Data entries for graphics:
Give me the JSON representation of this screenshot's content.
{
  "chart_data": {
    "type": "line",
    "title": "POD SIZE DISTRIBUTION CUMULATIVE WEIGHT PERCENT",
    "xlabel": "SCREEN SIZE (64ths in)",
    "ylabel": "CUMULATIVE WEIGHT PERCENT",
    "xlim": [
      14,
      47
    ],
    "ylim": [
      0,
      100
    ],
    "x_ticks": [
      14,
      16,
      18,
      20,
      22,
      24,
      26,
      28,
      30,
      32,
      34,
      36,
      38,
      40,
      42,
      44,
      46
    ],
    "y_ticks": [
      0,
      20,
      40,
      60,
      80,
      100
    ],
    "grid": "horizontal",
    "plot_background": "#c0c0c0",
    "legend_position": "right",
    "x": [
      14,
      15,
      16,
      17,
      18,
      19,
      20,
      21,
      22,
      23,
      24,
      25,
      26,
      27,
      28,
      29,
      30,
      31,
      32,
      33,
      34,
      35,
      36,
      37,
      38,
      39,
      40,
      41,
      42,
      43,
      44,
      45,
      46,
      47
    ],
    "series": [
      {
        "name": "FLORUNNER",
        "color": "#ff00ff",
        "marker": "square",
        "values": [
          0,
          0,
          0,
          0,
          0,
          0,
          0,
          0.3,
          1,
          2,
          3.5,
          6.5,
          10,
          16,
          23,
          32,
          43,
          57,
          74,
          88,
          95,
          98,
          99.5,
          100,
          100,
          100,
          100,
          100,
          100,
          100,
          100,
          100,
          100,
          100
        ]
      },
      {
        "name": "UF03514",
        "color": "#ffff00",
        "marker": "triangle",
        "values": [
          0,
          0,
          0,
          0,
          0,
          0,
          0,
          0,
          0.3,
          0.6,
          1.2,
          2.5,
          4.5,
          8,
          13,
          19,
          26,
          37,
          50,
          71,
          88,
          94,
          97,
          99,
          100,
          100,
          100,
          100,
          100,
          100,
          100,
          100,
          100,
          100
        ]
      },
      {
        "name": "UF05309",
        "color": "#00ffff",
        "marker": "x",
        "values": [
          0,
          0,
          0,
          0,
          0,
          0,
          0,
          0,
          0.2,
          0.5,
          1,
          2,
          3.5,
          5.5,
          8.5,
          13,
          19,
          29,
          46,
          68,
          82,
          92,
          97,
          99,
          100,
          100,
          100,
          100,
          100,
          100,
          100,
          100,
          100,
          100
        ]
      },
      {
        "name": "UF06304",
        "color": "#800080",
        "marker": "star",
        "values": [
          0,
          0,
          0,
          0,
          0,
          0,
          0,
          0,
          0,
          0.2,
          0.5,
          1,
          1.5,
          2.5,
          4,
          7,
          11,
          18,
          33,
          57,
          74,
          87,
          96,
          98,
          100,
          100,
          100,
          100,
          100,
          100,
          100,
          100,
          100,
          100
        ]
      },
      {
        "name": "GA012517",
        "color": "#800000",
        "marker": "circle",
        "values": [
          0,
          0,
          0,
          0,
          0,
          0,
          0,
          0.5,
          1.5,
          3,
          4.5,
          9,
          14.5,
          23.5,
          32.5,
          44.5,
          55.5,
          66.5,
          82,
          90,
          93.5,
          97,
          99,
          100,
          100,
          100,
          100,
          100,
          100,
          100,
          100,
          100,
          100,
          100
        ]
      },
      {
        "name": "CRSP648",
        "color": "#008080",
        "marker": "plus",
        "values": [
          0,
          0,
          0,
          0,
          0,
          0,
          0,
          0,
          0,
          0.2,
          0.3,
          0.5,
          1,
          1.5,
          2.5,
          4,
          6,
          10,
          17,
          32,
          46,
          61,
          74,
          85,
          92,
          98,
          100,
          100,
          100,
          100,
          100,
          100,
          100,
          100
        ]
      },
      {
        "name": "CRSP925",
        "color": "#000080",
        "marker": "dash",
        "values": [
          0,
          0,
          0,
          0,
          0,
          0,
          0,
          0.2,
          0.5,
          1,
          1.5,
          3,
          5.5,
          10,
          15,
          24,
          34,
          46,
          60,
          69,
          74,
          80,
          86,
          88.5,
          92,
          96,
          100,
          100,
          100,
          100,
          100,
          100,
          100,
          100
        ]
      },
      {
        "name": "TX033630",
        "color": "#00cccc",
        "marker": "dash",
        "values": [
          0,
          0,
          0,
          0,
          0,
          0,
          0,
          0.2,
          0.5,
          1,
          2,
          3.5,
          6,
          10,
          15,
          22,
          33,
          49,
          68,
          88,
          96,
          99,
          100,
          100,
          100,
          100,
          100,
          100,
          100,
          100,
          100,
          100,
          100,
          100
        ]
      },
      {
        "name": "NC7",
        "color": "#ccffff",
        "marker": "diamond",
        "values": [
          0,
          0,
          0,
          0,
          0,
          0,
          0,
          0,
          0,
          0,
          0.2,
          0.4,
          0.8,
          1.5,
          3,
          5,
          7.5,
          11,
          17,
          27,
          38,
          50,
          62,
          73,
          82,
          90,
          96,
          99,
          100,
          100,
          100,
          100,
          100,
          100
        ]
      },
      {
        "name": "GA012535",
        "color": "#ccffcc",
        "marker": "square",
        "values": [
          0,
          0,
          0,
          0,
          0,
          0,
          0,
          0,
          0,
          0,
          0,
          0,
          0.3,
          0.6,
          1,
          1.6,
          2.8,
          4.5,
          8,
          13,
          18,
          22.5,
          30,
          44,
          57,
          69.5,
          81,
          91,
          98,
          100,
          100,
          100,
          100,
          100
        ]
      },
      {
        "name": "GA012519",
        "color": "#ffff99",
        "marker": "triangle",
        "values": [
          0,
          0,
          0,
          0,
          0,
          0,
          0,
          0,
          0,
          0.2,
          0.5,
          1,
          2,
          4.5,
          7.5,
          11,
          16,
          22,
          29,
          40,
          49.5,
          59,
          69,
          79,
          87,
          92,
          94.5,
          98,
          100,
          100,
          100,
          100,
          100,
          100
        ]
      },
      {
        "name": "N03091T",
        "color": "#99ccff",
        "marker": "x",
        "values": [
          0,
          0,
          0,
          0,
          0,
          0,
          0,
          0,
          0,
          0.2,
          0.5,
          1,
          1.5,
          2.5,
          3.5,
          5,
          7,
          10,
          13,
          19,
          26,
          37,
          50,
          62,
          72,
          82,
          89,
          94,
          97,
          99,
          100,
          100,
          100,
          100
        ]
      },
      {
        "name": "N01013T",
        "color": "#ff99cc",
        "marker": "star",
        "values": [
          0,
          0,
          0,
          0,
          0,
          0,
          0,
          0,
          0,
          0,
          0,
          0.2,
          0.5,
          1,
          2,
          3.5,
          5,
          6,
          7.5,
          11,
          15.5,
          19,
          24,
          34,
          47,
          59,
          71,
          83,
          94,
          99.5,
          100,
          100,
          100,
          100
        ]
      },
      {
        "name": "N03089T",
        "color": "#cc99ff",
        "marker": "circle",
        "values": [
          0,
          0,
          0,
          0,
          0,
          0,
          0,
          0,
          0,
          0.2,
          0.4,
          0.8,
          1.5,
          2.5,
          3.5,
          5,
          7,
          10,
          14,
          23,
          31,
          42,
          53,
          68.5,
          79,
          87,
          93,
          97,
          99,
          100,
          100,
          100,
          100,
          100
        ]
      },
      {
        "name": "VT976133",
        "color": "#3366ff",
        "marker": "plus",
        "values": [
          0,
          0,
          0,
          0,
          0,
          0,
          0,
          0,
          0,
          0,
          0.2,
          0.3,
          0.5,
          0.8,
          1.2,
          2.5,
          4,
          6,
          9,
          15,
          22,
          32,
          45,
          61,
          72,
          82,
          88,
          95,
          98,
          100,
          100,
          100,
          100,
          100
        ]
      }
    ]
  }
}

Set problem » Reproduce every line above without error.

Task output »
Give me the JSON representation of this screenshot's content.
{
  "chart_data": {
    "type": "line",
    "title": "POD SIZE DISTRIBUTION CUMULATIVE WEIGHT PERCENT",
    "xlabel": "SCREEN SIZE (64ths in)",
    "ylabel": "CUMULATIVE WEIGHT PERCENT",
    "xlim": [
      14,
      47
    ],
    "ylim": [
      0,
      100
    ],
    "x_ticks": [
      14,
      16,
      18,
      20,
      22,
      24,
      26,
      28,
      30,
      32,
      34,
      36,
      38,
      40,
      42,
      44,
      46
    ],
    "y_ticks": [
      0,
      20,
      40,
      60,
      80,
      100
    ],
    "grid": "horizontal",
    "plot_background": "#c0c0c0",
    "legend_position": "right",
    "x": [
      14,
      15,
      16,
      17,
      18,
      19,
      20,
      21,
      22,
      23,
      24,
      25,
      26,
      27,
      28,
      29,
      30,
      31,
      32,
      33,
      34,
      35,
      36,
      37,
      38,
      39,
      40,
      41,
      42,
      43,
      44,
      45,
      46,
      47
    ],
    "series": [
      {
        "name": "FLORUNNER",
        "color": "#ff00ff",
        "marker": "square",
        "values": [
          0,
          0,
          0,
          0,
          0,
          0,
          0,
          0.3,
          1,
          2,
          3.5,
          6.5,
          10,
          16,
          23,
          32,
          43,
          57,
          74,
          88,
          95,
          98,
          99.5,
          100,
          100,
          100,
          100,
          100,
          100,
          100,
          100,
          100,
          100,
          100
        ]
      },
      {
        "name": "UF03514",
        "color": "#ffff00",
        "marker": "triangle",
        "values": [
          0,
          0,
          0,
          0,
          0,
          0,
          0,
          0,
          0.3,
          0.6,
          1.2,
          2.5,
          4.5,
          8,
          13,
          19,
          26,
          37,
          50,
          71,
          88,
          94,
          97,
          99,
          100,
          100,
          100,
          100,
          100,
          100,
          100,
          100,
          100,
          100
        ]
      },
      {
        "name": "UF05309",
        "color": "#00ffff",
        "marker": "x",
        "values": [
          0,
          0,
          0,
          0,
          0,
          0,
          0,
          0,
          0.2,
          0.5,
          1,
          2,
          3.5,
          5.5,
          8.5,
          13,
          19,
          29,
          46,
          68,
          82,
          92,
          97,
          99,
          100,
          100,
          100,
          100,
          100,
          100,
          100,
          100,
          100,
          100
        ]
      },
      {
        "name": "UF06304",
        "color": "#800080",
        "marker": "star",
        "values": [
          0,
          0,
          0,
          0,
          0,
          0,
          0,
          0,
          0,
          0.2,
          0.5,
          1,
          1.5,
          2.5,
          4,
          7,
          11,
          18,
          33,
          57,
          74,
          87,
          96,
          98,
          100,
          100,
          100,
          100,
          100,
          100,
          100,
          100,
          100,
          100
        ]
      },
      {
        "name": "GA012517",
        "color": "#800000",
        "marker": "circle",
        "values": [
          0,
          0,
          0,
          0,
          0,
          0,
          0,
          0.5,
          1.5,
          3,
          4.5,
          9,
          14.5,
          23.5,
          32.5,
          44.5,
          55.5,
          66.5,
          82,
          90,
          93.5,
          97,
          99,
          100,
          100,
          100,
          100,
          100,
          100,
          100,
          100,
          100,
          100,
          100
        ]
      },
      {
        "name": "CRSP648",
        "color": "#008080",
        "marker": "plus",
        "values": [
          0,
          0,
          0,
          0,
          0,
          0,
          0,
          0,
          0,
          0.2,
          0.3,
          0.5,
          1,
          1.5,
          2.5,
          4,
          6,
          10,
          17,
          32,
          46,
          61,
          74,
          85,
          92,
          98,
          100,
          100,
          100,
          100,
          100,
          100,
          100,
          100
        ]
      },
      {
        "name": "CRSP925",
        "color": "#000080",
        "marker": "dash",
        "values": [
          0,
          0,
          0,
          0,
          0,
          0,
          0,
          0.2,
          0.5,
          1,
          1.5,
          3,
          5.5,
          10,
          15,
          24,
          34,
          46,
          60,
          69,
          74,
          80,
          86,
          88.5,
          92,
          96,
          100,
          100,
          100,
          100,
          100,
          100,
          100,
          100
        ]
      },
      {
        "name": "TX033630",
        "color": "#00cccc",
        "marker": "dash",
        "values": [
          0,
          0,
          0,
          0,
          0,
          0,
          0,
          0.2,
          0.5,
          1,
          2,
          3.5,
          6,
          10,
          15,
          22,
          33,
          49,
          68,
          88,
          96,
          99,
          100,
          100,
          100,
          100,
          100,
          100,
          100,
          100,
          100,
          100,
          100,
          100
        ]
      },
      {
        "name": "NC7",
        "color": "#ccffff",
        "marker": "diamond",
        "values": [
          0,
          0,
          0,
          0,
          0,
          0,
          0,
          0,
          0,
          0,
          0.2,
          0.4,
          0.8,
          1.5,
          3,
          5,
          7.5,
          11,
          17,
          27,
          38,
          50,
          62,
          73,
          82,
          90,
          96,
          99,
          100,
          100,
          100,
          100,
          100,
          100
        ]
      },
      {
        "name": "GA012535",
        "color": "#ccffcc",
        "marker": "square",
        "values": [
          0,
          0,
          0,
          0,
          0,
          0,
          0,
          0,
          0,
          0,
          0,
          0,
          0.3,
          0.6,
          1,
          1.6,
          2.8,
          4.5,
          8,
          13,
          18,
          22.5,
          30,
          44,
          57,
          69.5,
          81,
          91,
          98,
          100,
          100,
          100,
          100,
          100
        ]
      },
      {
        "name": "GA012519",
        "color": "#ffff99",
        "marker": "triangle",
        "values": [
          0,
          0,
          0,
          0,
          0,
          0,
          0,
          0,
          0,
          0.2,
          0.5,
          1,
          2,
          4.5,
          7.5,
          11,
          16,
          22,
          29,
          40,
          49.5,
          59,
          69,
          79,
          87,
          92,
          94.5,
          98,
          100,
          100,
          100,
          100,
          100,
          100
        ]
      },
      {
        "name": "N03091T",
        "color": "#99ccff",
        "marker": "x",
        "values": [
          0,
          0,
          0,
          0,
          0,
          0,
          0,
          0,
          0,
          0.2,
          0.5,
          1,
          1.5,
          2.5,
          3.5,
          5,
          7,
          10,
          13,
          19,
          26,
          37,
          50,
          62,
          72,
          82,
          89,
          94,
          97,
          99,
          100,
          100,
          100,
          100
        ]
      },
      {
        "name": "N01013T",
        "color": "#ff99cc",
        "marker": "star",
        "values": [
          0,
          0,
          0,
          0,
          0,
          0,
          0,
          0,
          0,
          0,
          0,
          0.2,
          0.5,
          1,
          2,
          3.5,
          5,
          6,
          7.5,
          11,
          15.5,
          19,
          24,
          34,
          47,
          59,
          71,
          83,
          94,
          99.5,
          100,
          100,
          100,
          100
        ]
      },
      {
        "name": "N03089T",
        "color": "#cc99ff",
        "marker": "circle",
        "values": [
          0,
          0,
          0,
          0,
          0,
          0,
          0,
          0,
          0,
          0.2,
          0.4,
          0.8,
          1.5,
          2.5,
          3.5,
          5,
          7,
          10,
          14,
          23,
          31,
          42,
          53,
          68.5,
          79,
          87,
          93,
          97,
          99,
          100,
          100,
          100,
          100,
          100
        ]
      },
      {
        "name": "VT976133",
        "color": "#3366ff",
        "marker": "plus",
        "values": [
          0,
          0,
          0,
          0,
          0,
          0,
          0,
          0,
          0,
          0,
          0.2,
          0.3,
          0.5,
          0.8,
          1.2,
          2.5,
          4,
          6,
          9,
          15,
          22,
          32,
          45,
          61,
          72,
          82,
          88,
          95,
          98,
          100,
          100,
          100,
          100,
          100
        ]
      }
    ]
  }
}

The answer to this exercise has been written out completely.